Dataset entries
= = = =
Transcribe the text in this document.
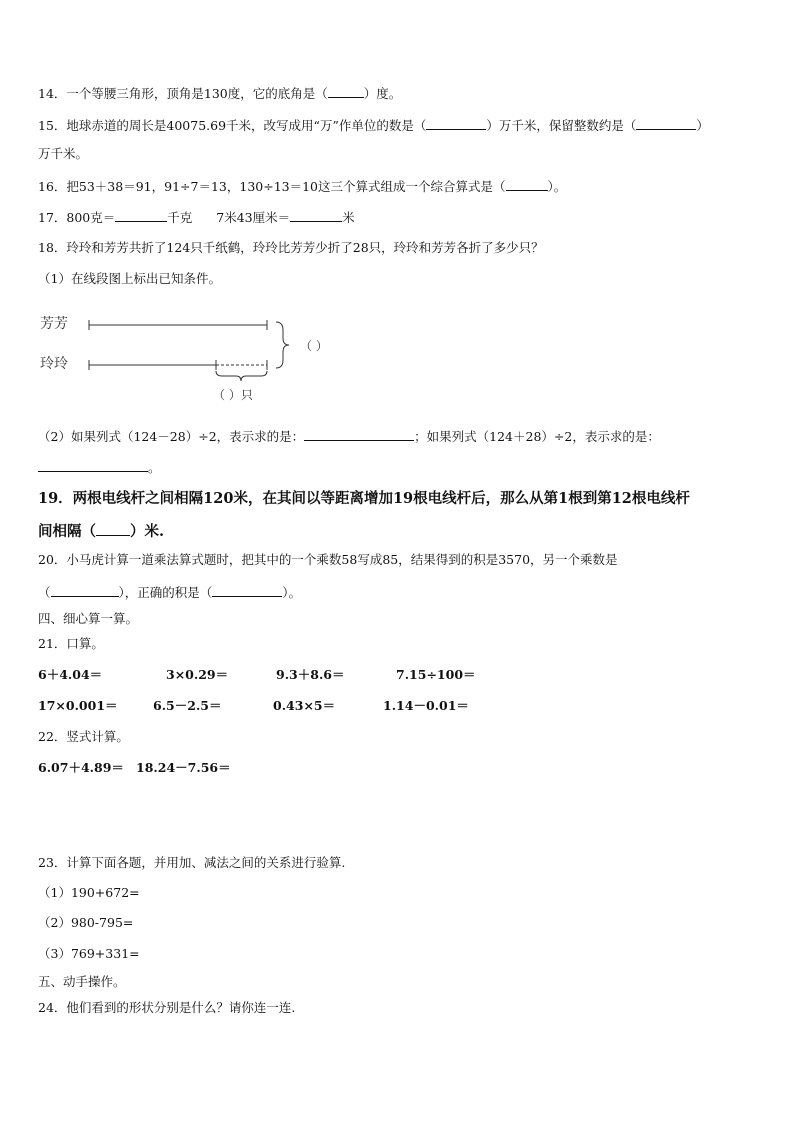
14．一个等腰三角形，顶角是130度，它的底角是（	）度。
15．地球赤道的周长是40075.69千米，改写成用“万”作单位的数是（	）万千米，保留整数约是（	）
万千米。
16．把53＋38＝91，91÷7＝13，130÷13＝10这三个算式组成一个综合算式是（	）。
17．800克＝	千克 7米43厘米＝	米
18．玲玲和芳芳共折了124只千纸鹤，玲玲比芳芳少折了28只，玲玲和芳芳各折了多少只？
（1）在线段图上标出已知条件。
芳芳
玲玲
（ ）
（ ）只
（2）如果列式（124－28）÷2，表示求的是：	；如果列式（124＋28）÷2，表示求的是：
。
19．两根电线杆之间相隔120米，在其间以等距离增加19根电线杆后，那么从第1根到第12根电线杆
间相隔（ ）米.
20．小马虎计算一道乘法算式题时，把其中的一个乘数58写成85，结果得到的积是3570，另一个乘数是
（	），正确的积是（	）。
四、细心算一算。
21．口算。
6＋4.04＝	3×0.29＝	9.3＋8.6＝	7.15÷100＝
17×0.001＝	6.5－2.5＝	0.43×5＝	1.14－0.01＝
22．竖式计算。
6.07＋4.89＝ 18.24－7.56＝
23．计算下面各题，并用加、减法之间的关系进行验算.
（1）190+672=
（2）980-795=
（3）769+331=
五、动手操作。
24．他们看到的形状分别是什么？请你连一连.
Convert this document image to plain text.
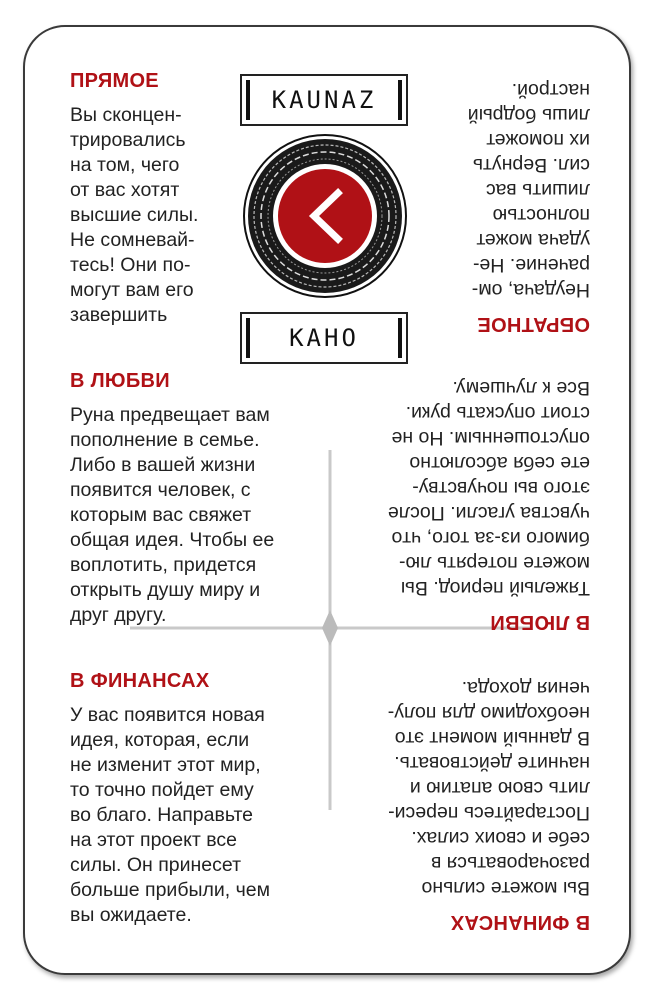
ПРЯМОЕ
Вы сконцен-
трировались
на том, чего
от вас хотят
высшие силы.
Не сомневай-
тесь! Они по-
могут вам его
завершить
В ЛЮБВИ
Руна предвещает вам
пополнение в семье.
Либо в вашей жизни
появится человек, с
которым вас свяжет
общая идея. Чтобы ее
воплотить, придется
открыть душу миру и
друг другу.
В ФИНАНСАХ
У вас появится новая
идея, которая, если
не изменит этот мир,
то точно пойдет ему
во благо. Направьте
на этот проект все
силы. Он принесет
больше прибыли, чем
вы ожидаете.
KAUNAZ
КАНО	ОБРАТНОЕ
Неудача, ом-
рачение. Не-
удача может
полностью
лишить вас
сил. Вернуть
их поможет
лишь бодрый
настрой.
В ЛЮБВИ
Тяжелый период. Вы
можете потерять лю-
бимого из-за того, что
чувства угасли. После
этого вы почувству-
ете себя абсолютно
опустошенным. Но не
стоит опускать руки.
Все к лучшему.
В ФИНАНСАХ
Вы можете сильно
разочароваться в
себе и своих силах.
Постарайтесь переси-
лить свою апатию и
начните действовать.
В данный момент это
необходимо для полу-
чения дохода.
= = = =
(Your objective) Take each line of the material that contains the word "this" and list it.

(Expected answer)
Transcribe the text in this document.
Convert this document image to plain text.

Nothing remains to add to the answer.